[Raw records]
+ + +

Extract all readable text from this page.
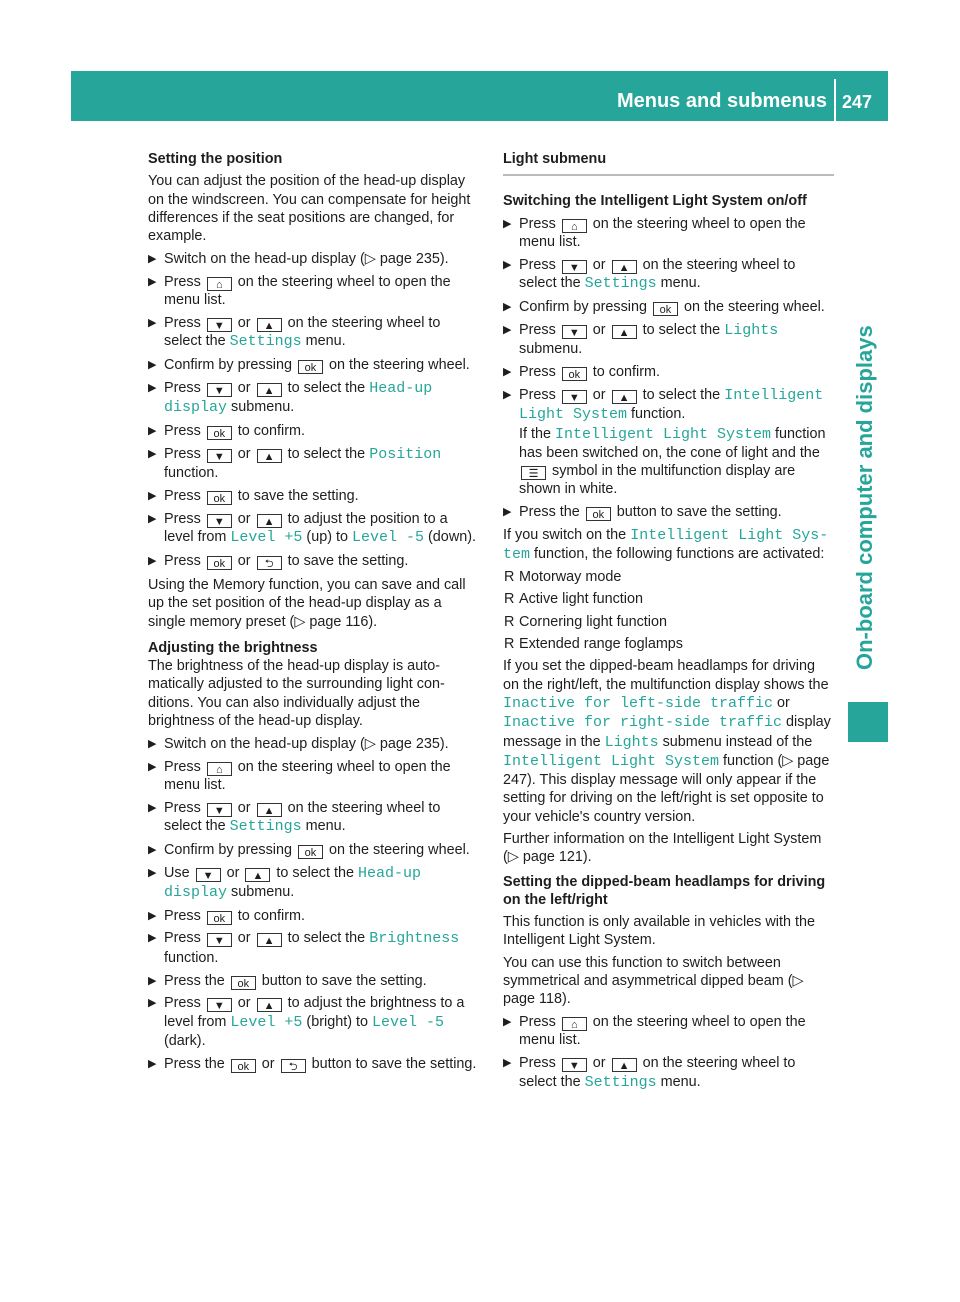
Menus and submenus 247
On-board computer and displays

Setting the position

You can adjust the position of the head-up display on the windscreen. You can compensate for height differences if the seat positions are changed, for example.

▶ Switch on the head-up display (▷ page 235).
▶ Press ⌂ on the steering wheel to open the menu list.
▶ Press ▼ or ▲ on the steering wheel to select the Settings menu.
▶ Confirm by pressing ok on the steering wheel.
▶ Press ▼ or ▲ to select the Head-up display submenu.
▶ Press ok to confirm.
▶ Press ▼ or ▲ to select the Position function.
▶ Press ok to save the setting.
▶ Press ▼ or ▲ to adjust the position to a level from Level +5 (up) to Level -5 (down).
▶ Press ok or ⮌ to save the setting.

Using the Memory function, you can save and call up the set position of the head-up display as a single memory preset (▷ page 116).

Adjusting the brightness

The brightness of the head-up display is automatically adjusted to the surrounding light conditions. You can also individually adjust the brightness of the head-up display.

▶ Switch on the head-up display (▷ page 235).
▶ Press ⌂ on the steering wheel to open the menu list.
▶ Press ▼ or ▲ on the steering wheel to select the Settings menu.
▶ Confirm by pressing ok on the steering wheel.
▶ Use ▼ or ▲ to select the Head-up display submenu.
▶ Press ok to confirm.
▶ Press ▼ or ▲ to select the Brightness function.
▶ Press the ok button to save the setting.
▶ Press ▼ or ▲ to adjust the brightness to a level from Level +5 (bright) to Level -5 (dark).
▶ Press the ok or ⮌ button to save the setting.

Light submenu

Switching the Intelligent Light System on/off

▶ Press ⌂ on the steering wheel to open the menu list.
▶ Press ▼ or ▲ on the steering wheel to select the Settings menu.
▶ Confirm by pressing ok on the steering wheel.
▶ Press ▼ or ▲ to select the Lights submenu.
▶ Press ok to confirm.
▶ Press ▼ or ▲ to select the Intelligent Light System function.
If the Intelligent Light System function has been switched on, the cone of light and the ☰ symbol in the multifunction display are shown in white.
▶ Press the ok button to save the setting.

If you switch on the Intelligent Light System function, the following functions are activated:

R Motorway mode
R Active light function
R Cornering light function
R Extended range foglamps

If you set the dipped-beam headlamps for driving on the right/left, the multifunction display shows the Inactive for left-side traffic or Inactive for right-side traffic display message in the Lights submenu instead of the Intelligent Light System function (▷ page 247). This display message will only appear if the setting for driving on the left/right is set opposite to your vehicle's country version.

Further information on the Intelligent Light System (▷ page 121).

Setting the dipped-beam headlamps for driving on the left/right

This function is only available in vehicles with the Intelligent Light System.

You can use this function to switch between symmetrical and asymmetrical dipped beam (▷ page 118).

▶ Press ⌂ on the steering wheel to open the menu list.
▶ Press ▼ or ▲ on the steering wheel to select the Settings menu.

+ + +

Every line of text is to be repeated exactly; pictures are left out.

**Task result**
Extract all readable text from this page.
Menus and submenus 247
On-board computer and displays

Setting the position

You can adjust the position of the head-up display on the windscreen. You can compensate for height differences if the seat positions are changed, for example.

▶ Switch on the head-up display (▷ page 235).
▶ Press ⌂ on the steering wheel to open the menu list.
▶ Press ▼ or ▲ on the steering wheel to select the Settings menu.
▶ Confirm by pressing ok on the steering wheel.
▶ Press ▼ or ▲ to select the Head-up display submenu.
▶ Press ok to confirm.
▶ Press ▼ or ▲ to select the Position function.
▶ Press ok to save the setting.
▶ Press ▼ or ▲ to adjust the position to a level from Level +5 (up) to Level -5 (down).
▶ Press ok or ⮌ to save the setting.

Using the Memory function, you can save and call up the set position of the head-up display as a single memory preset (▷ page 116).

Adjusting the brightness

The brightness of the head-up display is automatically adjusted to the surrounding light conditions. You can also individually adjust the brightness of the head-up display.

▶ Switch on the head-up display (▷ page 235).
▶ Press ⌂ on the steering wheel to open the menu list.
▶ Press ▼ or ▲ on the steering wheel to select the Settings menu.
▶ Confirm by pressing ok on the steering wheel.
▶ Use ▼ or ▲ to select the Head-up display submenu.
▶ Press ok to confirm.
▶ Press ▼ or ▲ to select the Brightness function.
▶ Press the ok button to save the setting.
▶ Press ▼ or ▲ to adjust the brightness to a level from Level +5 (bright) to Level -5 (dark).
▶ Press the ok or ⮌ button to save the setting.

Light submenu

Switching the Intelligent Light System on/off

▶ Press ⌂ on the steering wheel to open the menu list.
▶ Press ▼ or ▲ on the steering wheel to select the Settings menu.
▶ Confirm by pressing ok on the steering wheel.
▶ Press ▼ or ▲ to select the Lights submenu.
▶ Press ok to confirm.
▶ Press ▼ or ▲ to select the Intelligent Light System function.
If the Intelligent Light System function has been switched on, the cone of light and the ☰ symbol in the multifunction display are shown in white.
▶ Press the ok button to save the setting.

If you switch on the Intelligent Light System function, the following functions are activated:

R Motorway mode
R Active light function
R Cornering light function
R Extended range foglamps

If you set the dipped-beam headlamps for driving on the right/left, the multifunction display shows the Inactive for left-side traffic or Inactive for right-side traffic display message in the Lights submenu instead of the Intelligent Light System function (▷ page 247). This display message will only appear if the setting for driving on the left/right is set opposite to your vehicle's country version.

Further information on the Intelligent Light System (▷ page 121).

Setting the dipped-beam headlamps for driving on the left/right

This function is only available in vehicles with the Intelligent Light System.

You can use this function to switch between symmetrical and asymmetrical dipped beam (▷ page 118).

▶ Press ⌂ on the steering wheel to open the menu list.
▶ Press ▼ or ▲ on the steering wheel to select the Settings menu.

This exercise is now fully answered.